**Set task:**
The entries below need to be written out exactly, with no pictures included.

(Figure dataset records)
-- Start --

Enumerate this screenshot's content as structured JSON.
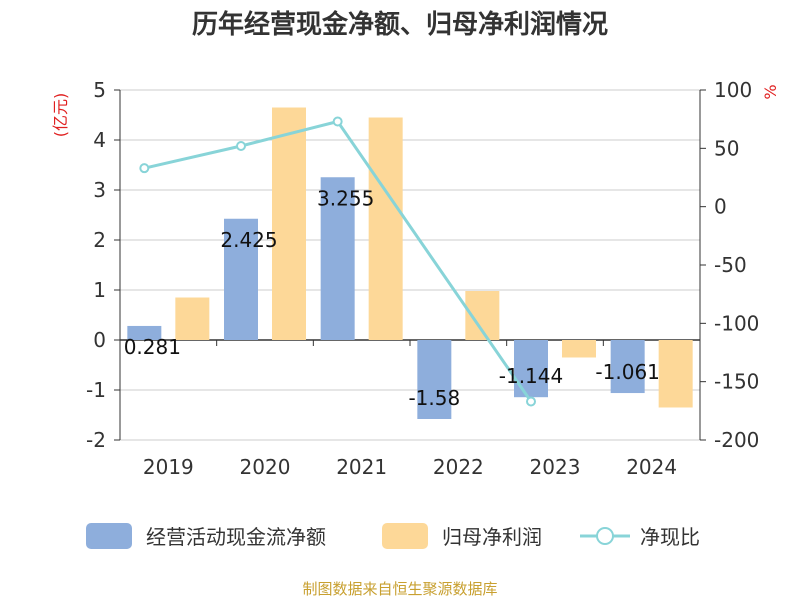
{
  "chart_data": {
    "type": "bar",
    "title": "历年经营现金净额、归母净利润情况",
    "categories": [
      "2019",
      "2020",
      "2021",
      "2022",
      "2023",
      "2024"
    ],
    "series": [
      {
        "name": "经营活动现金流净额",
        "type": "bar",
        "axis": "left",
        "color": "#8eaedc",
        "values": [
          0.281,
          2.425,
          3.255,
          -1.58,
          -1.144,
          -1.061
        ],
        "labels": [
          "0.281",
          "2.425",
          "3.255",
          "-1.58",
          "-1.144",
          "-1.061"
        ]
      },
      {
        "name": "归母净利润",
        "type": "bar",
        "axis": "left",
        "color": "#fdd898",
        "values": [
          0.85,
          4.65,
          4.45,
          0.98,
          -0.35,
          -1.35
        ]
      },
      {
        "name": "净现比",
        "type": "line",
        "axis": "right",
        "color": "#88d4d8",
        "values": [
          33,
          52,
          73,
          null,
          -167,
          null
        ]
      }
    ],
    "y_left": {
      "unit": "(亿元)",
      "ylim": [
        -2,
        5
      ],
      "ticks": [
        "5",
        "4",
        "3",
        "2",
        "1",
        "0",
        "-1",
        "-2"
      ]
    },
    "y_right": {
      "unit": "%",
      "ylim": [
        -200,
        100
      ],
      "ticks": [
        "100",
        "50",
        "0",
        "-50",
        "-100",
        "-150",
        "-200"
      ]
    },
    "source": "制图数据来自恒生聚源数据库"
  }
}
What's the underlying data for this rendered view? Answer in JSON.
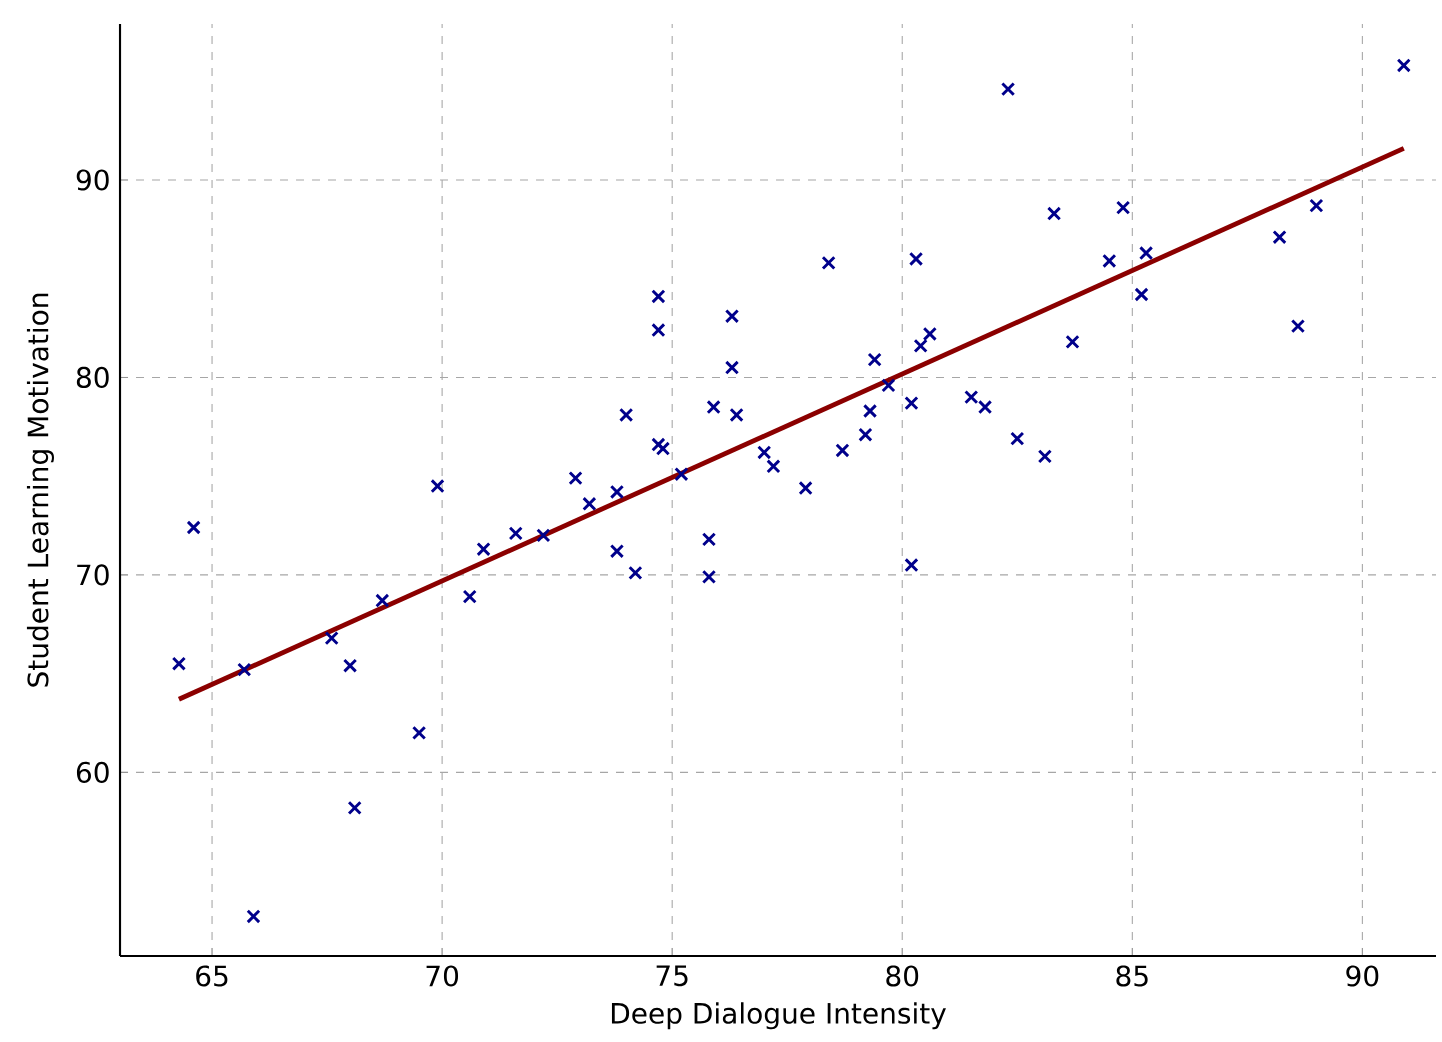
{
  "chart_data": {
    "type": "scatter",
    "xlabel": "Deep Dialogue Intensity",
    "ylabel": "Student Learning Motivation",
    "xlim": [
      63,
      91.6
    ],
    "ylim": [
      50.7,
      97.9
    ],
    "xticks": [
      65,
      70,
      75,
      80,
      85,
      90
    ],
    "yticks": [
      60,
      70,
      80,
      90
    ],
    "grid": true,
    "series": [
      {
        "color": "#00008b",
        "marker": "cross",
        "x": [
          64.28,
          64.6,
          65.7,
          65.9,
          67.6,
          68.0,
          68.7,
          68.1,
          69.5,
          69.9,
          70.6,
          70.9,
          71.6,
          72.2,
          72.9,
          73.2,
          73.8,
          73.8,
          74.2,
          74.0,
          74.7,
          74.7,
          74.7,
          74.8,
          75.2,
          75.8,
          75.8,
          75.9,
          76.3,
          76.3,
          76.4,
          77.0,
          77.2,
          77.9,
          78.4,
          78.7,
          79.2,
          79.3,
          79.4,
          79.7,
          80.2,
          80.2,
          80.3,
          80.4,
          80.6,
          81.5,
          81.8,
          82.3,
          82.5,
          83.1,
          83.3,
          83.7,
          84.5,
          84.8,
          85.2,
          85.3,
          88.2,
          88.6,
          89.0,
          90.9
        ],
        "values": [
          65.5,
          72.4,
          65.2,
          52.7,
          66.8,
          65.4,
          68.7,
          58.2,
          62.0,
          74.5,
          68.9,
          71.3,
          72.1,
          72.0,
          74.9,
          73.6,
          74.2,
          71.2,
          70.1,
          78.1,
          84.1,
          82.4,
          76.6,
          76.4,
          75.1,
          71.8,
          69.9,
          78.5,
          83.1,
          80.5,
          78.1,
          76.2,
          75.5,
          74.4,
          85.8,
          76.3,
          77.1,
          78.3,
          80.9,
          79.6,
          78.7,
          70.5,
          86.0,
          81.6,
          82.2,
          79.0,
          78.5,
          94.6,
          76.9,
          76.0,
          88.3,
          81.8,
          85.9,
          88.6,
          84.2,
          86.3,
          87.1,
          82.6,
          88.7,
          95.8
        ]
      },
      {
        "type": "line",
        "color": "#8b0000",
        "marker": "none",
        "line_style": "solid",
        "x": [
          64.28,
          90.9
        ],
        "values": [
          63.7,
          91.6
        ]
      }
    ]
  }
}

-- End --

**Output of the exercise:**
Enumerate this screenshot's content as structured JSON.
{
  "chart_data": {
    "type": "bar",
    "title": "历年经营现金净额、归母净利润情况",
    "categories": [
      "2019",
      "2020",
      "2021",
      "2022",
      "2023",
      "2024"
    ],
    "series": [
      {
        "name": "经营活动现金流净额",
        "type": "bar",
        "axis": "left",
        "color": "#8eaedc",
        "values": [
          0.281,
          2.425,
          3.255,
          -1.58,
          -1.144,
          -1.061
        ],
        "labels": [
          "0.281",
          "2.425",
          "3.255",
          "-1.58",
          "-1.144",
          "-1.061"
        ]
      },
      {
        "name": "归母净利润",
        "type": "bar",
        "axis": "left",
        "color": "#fdd898",
        "values": [
          0.85,
          4.65,
          4.45,
          0.98,
          -0.35,
          -1.35
        ]
      },
      {
        "name": "净现比",
        "type": "line",
        "axis": "right",
        "color": "#88d4d8",
        "values": [
          33,
          52,
          73,
          null,
          -167,
          null
        ]
      }
    ],
    "y_left": {
      "unit": "(亿元)",
      "ylim": [
        -2,
        5
      ],
      "ticks": [
        "5",
        "4",
        "3",
        "2",
        "1",
        "0",
        "-1",
        "-2"
      ]
    },
    "y_right": {
      "unit": "%",
      "ylim": [
        -200,
        100
      ],
      "ticks": [
        "100",
        "50",
        "0",
        "-50",
        "-100",
        "-150",
        "-200"
      ]
    },
    "source": "制图数据来自恒生聚源数据库"
  }
}
What's the underlying data for this rendered view? Answer in JSON.
{
  "chart_data": {
    "type": "scatter",
    "xlabel": "Deep Dialogue Intensity",
    "ylabel": "Student Learning Motivation",
    "xlim": [
      63,
      91.6
    ],
    "ylim": [
      50.7,
      97.9
    ],
    "xticks": [
      65,
      70,
      75,
      80,
      85,
      90
    ],
    "yticks": [
      60,
      70,
      80,
      90
    ],
    "grid": true,
    "series": [
      {
        "color": "#00008b",
        "marker": "cross",
        "x": [
          64.28,
          64.6,
          65.7,
          65.9,
          67.6,
          68.0,
          68.7,
          68.1,
          69.5,
          69.9,
          70.6,
          70.9,
          71.6,
          72.2,
          72.9,
          73.2,
          73.8,
          73.8,
          74.2,
          74.0,
          74.7,
          74.7,
          74.7,
          74.8,
          75.2,
          75.8,
          75.8,
          75.9,
          76.3,
          76.3,
          76.4,
          77.0,
          77.2,
          77.9,
          78.4,
          78.7,
          79.2,
          79.3,
          79.4,
          79.7,
          80.2,
          80.2,
          80.3,
          80.4,
          80.6,
          81.5,
          81.8,
          82.3,
          82.5,
          83.1,
          83.3,
          83.7,
          84.5,
          84.8,
          85.2,
          85.3,
          88.2,
          88.6,
          89.0,
          90.9
        ],
        "values": [
          65.5,
          72.4,
          65.2,
          52.7,
          66.8,
          65.4,
          68.7,
          58.2,
          62.0,
          74.5,
          68.9,
          71.3,
          72.1,
          72.0,
          74.9,
          73.6,
          74.2,
          71.2,
          70.1,
          78.1,
          84.1,
          82.4,
          76.6,
          76.4,
          75.1,
          71.8,
          69.9,
          78.5,
          83.1,
          80.5,
          78.1,
          76.2,
          75.5,
          74.4,
          85.8,
          76.3,
          77.1,
          78.3,
          80.9,
          79.6,
          78.7,
          70.5,
          86.0,
          81.6,
          82.2,
          79.0,
          78.5,
          94.6,
          76.9,
          76.0,
          88.3,
          81.8,
          85.9,
          88.6,
          84.2,
          86.3,
          87.1,
          82.6,
          88.7,
          95.8
        ]
      },
      {
        "type": "line",
        "color": "#8b0000",
        "marker": "none",
        "line_style": "solid",
        "x": [
          64.28,
          90.9
        ],
        "values": [
          63.7,
          91.6
        ]
      }
    ]
  }
}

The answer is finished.